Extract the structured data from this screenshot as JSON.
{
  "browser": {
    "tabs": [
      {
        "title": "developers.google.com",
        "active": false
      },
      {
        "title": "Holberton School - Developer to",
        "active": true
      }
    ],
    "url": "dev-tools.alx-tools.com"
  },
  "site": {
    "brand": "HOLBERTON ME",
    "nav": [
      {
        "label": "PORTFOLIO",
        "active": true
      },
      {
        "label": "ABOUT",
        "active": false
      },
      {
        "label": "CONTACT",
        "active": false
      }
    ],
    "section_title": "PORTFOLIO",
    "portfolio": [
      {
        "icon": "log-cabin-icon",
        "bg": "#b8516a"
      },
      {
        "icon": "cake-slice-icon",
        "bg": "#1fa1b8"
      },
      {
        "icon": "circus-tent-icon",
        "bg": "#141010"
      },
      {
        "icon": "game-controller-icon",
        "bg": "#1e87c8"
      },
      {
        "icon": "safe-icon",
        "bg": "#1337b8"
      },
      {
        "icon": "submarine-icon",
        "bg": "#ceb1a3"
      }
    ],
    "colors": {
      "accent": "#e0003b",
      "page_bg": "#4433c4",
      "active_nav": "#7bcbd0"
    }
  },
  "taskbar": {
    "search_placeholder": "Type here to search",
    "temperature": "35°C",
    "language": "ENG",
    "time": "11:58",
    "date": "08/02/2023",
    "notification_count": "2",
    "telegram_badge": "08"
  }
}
···
Work to be completed: Every record shown above must be echoed exactly.

Complete response:
Extract the structured data from this screenshot as JSON.
{
  "browser": {
    "tabs": [
      {
        "title": "developers.google.com",
        "active": false
      },
      {
        "title": "Holberton School - Developer to",
        "active": true
      }
    ],
    "url": "dev-tools.alx-tools.com"
  },
  "site": {
    "brand": "HOLBERTON ME",
    "nav": [
      {
        "label": "PORTFOLIO",
        "active": true
      },
      {
        "label": "ABOUT",
        "active": false
      },
      {
        "label": "CONTACT",
        "active": false
      }
    ],
    "section_title": "PORTFOLIO",
    "portfolio": [
      {
        "icon": "log-cabin-icon",
        "bg": "#b8516a"
      },
      {
        "icon": "cake-slice-icon",
        "bg": "#1fa1b8"
      },
      {
        "icon": "circus-tent-icon",
        "bg": "#141010"
      },
      {
        "icon": "game-controller-icon",
        "bg": "#1e87c8"
      },
      {
        "icon": "safe-icon",
        "bg": "#1337b8"
      },
      {
        "icon": "submarine-icon",
        "bg": "#ceb1a3"
      }
    ],
    "colors": {
      "accent": "#e0003b",
      "page_bg": "#4433c4",
      "active_nav": "#7bcbd0"
    }
  },
  "taskbar": {
    "search_placeholder": "Type here to search",
    "temperature": "35°C",
    "language": "ENG",
    "time": "11:58",
    "date": "08/02/2023",
    "notification_count": "2",
    "telegram_badge": "08"
  }
}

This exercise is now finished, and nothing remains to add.